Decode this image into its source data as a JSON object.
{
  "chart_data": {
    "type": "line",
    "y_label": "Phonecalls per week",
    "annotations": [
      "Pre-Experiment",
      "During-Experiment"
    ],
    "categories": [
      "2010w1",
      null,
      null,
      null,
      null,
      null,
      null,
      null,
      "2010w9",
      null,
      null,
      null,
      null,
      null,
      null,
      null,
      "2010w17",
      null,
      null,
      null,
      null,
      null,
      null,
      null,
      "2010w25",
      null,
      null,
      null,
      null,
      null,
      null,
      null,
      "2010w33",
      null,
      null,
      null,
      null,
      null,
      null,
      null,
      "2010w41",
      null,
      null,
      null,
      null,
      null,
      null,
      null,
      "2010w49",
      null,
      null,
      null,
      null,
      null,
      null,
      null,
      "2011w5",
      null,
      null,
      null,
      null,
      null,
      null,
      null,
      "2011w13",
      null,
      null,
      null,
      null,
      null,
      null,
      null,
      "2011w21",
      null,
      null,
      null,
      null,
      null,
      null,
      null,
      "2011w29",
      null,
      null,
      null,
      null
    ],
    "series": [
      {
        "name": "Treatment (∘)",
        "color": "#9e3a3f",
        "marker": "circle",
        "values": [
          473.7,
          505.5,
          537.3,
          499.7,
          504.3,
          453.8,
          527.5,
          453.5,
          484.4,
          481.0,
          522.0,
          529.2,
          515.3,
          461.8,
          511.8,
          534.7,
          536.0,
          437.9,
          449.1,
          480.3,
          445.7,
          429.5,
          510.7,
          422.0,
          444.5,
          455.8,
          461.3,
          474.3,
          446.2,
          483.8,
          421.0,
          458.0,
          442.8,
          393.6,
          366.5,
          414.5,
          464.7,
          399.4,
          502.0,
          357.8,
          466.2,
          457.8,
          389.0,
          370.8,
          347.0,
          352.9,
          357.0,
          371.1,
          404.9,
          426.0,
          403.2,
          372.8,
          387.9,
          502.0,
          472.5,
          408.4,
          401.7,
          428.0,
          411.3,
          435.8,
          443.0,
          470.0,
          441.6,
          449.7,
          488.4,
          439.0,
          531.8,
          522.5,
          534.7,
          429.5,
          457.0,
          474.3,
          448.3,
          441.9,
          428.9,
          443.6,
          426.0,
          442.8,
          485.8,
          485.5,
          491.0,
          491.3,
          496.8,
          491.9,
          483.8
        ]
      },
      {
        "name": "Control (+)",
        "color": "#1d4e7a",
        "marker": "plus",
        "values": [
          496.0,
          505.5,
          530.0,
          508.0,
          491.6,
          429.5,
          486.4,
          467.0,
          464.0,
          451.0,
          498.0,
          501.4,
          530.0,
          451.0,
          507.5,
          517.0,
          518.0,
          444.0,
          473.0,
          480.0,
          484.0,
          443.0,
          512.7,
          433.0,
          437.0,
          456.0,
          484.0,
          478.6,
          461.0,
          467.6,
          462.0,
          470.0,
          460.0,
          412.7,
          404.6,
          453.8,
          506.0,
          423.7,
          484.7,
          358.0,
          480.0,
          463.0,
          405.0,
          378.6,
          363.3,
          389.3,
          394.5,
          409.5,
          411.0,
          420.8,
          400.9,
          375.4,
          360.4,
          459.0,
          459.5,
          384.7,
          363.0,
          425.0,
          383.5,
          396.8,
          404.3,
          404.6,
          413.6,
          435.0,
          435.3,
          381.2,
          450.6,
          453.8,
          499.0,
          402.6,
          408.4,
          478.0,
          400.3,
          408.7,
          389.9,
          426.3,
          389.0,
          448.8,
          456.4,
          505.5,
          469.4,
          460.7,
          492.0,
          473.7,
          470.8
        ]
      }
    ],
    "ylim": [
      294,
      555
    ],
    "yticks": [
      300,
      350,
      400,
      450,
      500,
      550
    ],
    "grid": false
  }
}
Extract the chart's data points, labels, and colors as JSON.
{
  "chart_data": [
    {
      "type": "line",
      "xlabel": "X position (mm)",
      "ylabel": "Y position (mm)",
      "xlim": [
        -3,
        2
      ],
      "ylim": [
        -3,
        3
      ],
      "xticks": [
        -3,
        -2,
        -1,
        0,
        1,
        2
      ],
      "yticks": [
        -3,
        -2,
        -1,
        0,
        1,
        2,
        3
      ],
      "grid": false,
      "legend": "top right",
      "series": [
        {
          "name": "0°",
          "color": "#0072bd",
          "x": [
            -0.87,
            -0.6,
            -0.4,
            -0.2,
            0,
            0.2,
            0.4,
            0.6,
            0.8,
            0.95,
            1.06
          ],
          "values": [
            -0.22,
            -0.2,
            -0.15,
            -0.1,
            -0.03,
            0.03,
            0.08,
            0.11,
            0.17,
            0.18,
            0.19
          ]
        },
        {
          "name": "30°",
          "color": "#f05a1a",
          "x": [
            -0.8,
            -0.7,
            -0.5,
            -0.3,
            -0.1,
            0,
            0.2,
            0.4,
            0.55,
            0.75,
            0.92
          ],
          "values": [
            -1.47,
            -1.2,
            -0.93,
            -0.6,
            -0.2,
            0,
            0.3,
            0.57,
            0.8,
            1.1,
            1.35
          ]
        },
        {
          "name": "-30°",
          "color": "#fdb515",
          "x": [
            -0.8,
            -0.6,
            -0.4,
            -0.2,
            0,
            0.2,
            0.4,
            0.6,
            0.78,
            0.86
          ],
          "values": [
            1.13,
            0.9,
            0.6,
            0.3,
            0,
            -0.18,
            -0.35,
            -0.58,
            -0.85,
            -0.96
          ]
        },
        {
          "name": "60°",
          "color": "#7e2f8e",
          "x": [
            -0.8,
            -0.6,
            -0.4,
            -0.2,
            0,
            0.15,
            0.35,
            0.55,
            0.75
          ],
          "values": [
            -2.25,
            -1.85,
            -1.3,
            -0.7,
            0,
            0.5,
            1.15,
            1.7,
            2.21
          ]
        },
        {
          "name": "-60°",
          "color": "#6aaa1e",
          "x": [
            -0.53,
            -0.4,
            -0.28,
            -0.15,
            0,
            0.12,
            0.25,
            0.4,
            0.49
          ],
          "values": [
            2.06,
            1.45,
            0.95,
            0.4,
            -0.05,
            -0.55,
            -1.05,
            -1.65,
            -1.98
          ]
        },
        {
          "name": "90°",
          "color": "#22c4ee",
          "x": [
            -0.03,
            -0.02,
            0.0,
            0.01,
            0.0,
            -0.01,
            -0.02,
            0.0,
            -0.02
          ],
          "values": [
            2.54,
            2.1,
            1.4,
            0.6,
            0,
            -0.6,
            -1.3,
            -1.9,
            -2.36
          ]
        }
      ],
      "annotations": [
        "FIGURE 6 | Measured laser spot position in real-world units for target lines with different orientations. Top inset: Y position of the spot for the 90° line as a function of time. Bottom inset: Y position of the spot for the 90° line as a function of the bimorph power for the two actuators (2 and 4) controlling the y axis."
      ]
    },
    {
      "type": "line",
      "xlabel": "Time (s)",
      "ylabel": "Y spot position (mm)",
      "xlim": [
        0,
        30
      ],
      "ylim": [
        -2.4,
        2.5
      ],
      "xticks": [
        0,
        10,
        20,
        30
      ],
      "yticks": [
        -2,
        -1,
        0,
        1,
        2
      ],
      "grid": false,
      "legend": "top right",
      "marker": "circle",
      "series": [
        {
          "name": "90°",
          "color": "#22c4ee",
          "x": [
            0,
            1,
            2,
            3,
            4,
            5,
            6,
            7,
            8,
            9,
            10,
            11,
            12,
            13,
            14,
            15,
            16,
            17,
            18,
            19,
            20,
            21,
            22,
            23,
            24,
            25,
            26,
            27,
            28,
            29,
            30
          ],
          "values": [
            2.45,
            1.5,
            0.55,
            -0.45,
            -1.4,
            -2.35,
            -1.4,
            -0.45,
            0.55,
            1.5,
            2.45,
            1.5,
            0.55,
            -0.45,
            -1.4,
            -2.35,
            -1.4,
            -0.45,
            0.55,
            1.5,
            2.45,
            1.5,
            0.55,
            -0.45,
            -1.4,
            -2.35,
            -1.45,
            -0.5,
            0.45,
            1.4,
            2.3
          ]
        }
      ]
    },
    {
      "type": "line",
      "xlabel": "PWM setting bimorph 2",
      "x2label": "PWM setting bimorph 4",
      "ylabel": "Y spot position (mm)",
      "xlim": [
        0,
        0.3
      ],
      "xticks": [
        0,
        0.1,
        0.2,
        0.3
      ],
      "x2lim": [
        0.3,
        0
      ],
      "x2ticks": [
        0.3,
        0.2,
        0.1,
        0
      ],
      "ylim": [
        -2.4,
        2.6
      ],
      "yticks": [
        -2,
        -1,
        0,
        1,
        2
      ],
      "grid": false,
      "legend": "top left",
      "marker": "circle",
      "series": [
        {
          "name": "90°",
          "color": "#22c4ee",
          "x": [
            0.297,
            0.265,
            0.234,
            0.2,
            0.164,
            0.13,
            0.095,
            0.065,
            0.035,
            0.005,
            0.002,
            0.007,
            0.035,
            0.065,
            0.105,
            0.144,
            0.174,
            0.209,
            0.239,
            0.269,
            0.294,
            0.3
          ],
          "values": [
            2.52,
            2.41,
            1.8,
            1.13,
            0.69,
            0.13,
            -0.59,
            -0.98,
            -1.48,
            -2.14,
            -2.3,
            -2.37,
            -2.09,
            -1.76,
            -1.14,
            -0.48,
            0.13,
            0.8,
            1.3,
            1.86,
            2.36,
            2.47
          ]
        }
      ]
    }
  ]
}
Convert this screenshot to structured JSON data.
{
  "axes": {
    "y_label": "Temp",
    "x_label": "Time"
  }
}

**WRITTEN PROBLEM:** Identify the lines that hold the word "position". Copy every one of them.

**CORRECT ANSWER:**
      "xlabel": "X position (mm)",
      "ylabel": "Y position (mm)",
        "FIGURE 6 | Measured laser spot position in real-world units for target lines with different orientations. Top inset: Y position of the spot for the 90° line as a function of time. Bottom inset: Y position of the spot for the 90° line as a function of the bimorph power for the two actuators (2 and 4) controlling the y axis."
      "ylabel": "Y spot position (mm)",
      "ylabel": "Y spot position (mm)",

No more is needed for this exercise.